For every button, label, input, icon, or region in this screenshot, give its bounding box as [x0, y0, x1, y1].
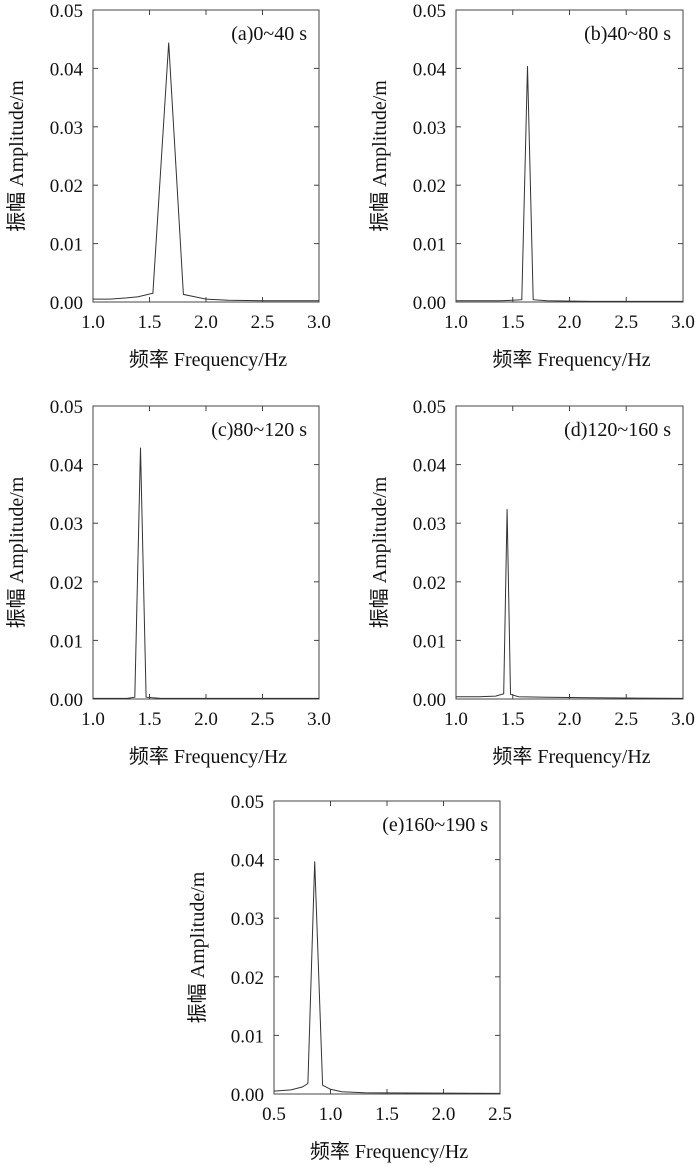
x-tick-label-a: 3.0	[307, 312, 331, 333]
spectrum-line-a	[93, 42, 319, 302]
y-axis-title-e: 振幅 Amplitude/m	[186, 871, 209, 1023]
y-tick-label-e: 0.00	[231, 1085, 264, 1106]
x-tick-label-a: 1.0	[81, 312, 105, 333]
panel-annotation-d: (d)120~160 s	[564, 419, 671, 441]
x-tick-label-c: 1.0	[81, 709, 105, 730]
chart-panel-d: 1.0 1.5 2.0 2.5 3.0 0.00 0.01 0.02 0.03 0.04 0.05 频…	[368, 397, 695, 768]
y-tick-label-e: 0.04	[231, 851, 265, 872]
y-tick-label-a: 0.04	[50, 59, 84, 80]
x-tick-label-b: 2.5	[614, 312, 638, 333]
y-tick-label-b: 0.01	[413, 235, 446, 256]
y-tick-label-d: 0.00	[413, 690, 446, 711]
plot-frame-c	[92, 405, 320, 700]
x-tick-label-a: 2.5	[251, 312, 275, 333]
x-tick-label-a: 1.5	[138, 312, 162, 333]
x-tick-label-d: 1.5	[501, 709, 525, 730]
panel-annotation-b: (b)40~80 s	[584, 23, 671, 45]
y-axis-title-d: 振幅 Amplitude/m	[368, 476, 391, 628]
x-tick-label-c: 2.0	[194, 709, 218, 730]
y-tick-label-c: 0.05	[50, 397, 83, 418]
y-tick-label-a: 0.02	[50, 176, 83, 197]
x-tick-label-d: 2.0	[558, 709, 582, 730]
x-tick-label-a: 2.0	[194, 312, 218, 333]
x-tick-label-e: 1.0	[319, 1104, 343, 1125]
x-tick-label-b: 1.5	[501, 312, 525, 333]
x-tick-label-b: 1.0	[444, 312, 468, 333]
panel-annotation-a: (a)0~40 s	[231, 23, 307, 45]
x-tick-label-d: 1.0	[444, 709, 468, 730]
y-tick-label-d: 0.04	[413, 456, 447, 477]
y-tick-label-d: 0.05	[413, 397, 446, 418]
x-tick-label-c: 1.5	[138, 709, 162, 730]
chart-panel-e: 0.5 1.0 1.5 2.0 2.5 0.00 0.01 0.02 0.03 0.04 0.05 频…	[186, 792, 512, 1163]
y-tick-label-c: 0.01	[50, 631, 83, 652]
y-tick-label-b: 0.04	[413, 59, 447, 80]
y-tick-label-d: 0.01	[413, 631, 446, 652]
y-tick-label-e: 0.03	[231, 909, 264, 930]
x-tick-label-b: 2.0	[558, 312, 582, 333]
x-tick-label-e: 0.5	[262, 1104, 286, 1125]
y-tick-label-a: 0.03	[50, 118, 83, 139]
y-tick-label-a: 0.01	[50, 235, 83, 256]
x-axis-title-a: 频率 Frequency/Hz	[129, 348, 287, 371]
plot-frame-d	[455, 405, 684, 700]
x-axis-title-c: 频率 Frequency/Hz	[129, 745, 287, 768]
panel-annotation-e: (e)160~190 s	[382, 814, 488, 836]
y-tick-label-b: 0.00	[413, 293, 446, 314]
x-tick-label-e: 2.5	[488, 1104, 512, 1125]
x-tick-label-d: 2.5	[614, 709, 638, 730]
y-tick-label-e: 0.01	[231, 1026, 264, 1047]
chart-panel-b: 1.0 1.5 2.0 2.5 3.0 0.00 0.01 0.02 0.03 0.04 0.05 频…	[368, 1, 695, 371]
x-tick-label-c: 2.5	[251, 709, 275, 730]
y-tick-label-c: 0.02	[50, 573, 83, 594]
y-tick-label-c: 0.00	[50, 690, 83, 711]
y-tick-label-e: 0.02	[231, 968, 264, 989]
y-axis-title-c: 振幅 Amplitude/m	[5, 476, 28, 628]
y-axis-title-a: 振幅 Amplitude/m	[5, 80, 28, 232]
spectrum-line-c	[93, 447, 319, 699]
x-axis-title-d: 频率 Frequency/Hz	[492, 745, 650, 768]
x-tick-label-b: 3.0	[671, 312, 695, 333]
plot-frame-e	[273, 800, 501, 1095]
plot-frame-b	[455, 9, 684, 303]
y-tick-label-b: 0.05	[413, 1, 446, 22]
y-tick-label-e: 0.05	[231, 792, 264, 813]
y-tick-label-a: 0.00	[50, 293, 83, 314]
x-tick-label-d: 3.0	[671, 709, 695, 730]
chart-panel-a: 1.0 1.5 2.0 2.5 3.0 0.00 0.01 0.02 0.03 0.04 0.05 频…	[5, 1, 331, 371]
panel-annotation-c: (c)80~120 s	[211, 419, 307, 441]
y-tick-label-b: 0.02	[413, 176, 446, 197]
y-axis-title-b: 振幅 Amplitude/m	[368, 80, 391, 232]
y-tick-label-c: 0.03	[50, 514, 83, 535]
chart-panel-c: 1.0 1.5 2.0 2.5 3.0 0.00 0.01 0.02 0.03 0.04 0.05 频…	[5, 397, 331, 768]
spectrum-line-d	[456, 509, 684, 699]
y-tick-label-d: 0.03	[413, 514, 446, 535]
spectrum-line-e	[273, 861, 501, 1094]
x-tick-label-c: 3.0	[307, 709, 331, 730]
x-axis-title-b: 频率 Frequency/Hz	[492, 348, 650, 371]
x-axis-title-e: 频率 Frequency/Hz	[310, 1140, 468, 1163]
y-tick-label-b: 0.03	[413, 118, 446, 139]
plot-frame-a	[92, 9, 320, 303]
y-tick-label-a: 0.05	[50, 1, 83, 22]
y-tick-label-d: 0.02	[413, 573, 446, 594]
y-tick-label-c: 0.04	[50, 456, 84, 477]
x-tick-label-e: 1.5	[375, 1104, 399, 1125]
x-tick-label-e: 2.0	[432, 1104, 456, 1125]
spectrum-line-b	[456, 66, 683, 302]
* * * * * * * * *
Find each line in the records above that contains the string "panel", and copy those lines.

THE REPLY:
panel-annotation-d: (d)120~160 s	[564, 419, 671, 441]
chart-panel-d: 1.0 1.5 2.0 2.5 3.0 0.00 0.01 0.02 0.03 0.04 0.05 频…	[368, 397, 695, 768]
panel-annotation-b: (b)40~80 s	[584, 23, 671, 45]
panel-annotation-a: (a)0~40 s	[231, 23, 307, 45]
chart-panel-e: 0.5 1.0 1.5 2.0 2.5 0.00 0.01 0.02 0.03 0.04 0.05 频…	[186, 792, 512, 1163]
panel-annotation-e: (e)160~190 s	[382, 814, 488, 836]
chart-panel-b: 1.0 1.5 2.0 2.5 3.0 0.00 0.01 0.02 0.03 0.04 0.05 频…	[368, 1, 695, 371]
chart-panel-a: 1.0 1.5 2.0 2.5 3.0 0.00 0.01 0.02 0.03 0.04 0.05 频…	[5, 1, 331, 371]
panel-annotation-c: (c)80~120 s	[211, 419, 307, 441]
chart-panel-c: 1.0 1.5 2.0 2.5 3.0 0.00 0.01 0.02 0.03 0.04 0.05 频…	[5, 397, 331, 768]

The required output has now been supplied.